__What is being asked__.
Reproduce every entry below precisely; do not include the pictures.
>> START Input
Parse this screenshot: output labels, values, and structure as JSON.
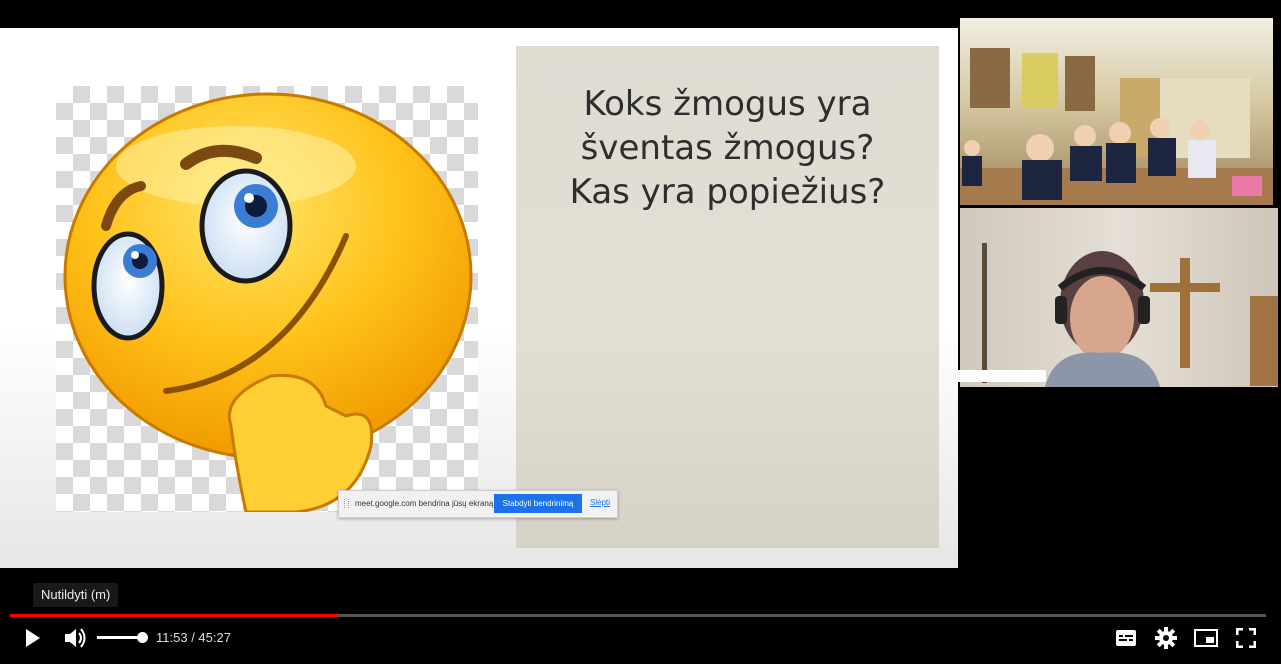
{
  "slide": {
    "title": "Koks žmogus yra\nšventas žmogus?\nKas yra popiežius?"
  },
  "share_bar": {
    "message": "meet.google.com bendrina jūsų ekraną.",
    "stop_button": "Stabdyti bendrinimą",
    "hide_link": "Slėpti"
  },
  "player": {
    "tooltip": "Nutildyti (m)",
    "current_time": "11:53",
    "duration": "45:27",
    "time_separator": " / ",
    "progress": 0.2614,
    "volume": 1.0,
    "colors": {
      "progress": "#ff0000",
      "background": "#000000"
    },
    "icons": [
      "play-icon",
      "volume-icon",
      "subtitles-icon",
      "settings-icon",
      "miniplayer-icon",
      "fullscreen-icon"
    ]
  }
}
>> END Input
__The answer__.
Parse this screenshot: output labels, values, and structure as JSON.
{
  "slide": {
    "title": "Koks žmogus yra\nšventas žmogus?\nKas yra popiežius?"
  },
  "share_bar": {
    "message": "meet.google.com bendrina jūsų ekraną.",
    "stop_button": "Stabdyti bendrinimą",
    "hide_link": "Slėpti"
  },
  "player": {
    "tooltip": "Nutildyti (m)",
    "current_time": "11:53",
    "duration": "45:27",
    "time_separator": " / ",
    "progress": 0.2614,
    "volume": 1.0,
    "colors": {
      "progress": "#ff0000",
      "background": "#000000"
    },
    "icons": [
      "play-icon",
      "volume-icon",
      "subtitles-icon",
      "settings-icon",
      "miniplayer-icon",
      "fullscreen-icon"
    ]
  }
}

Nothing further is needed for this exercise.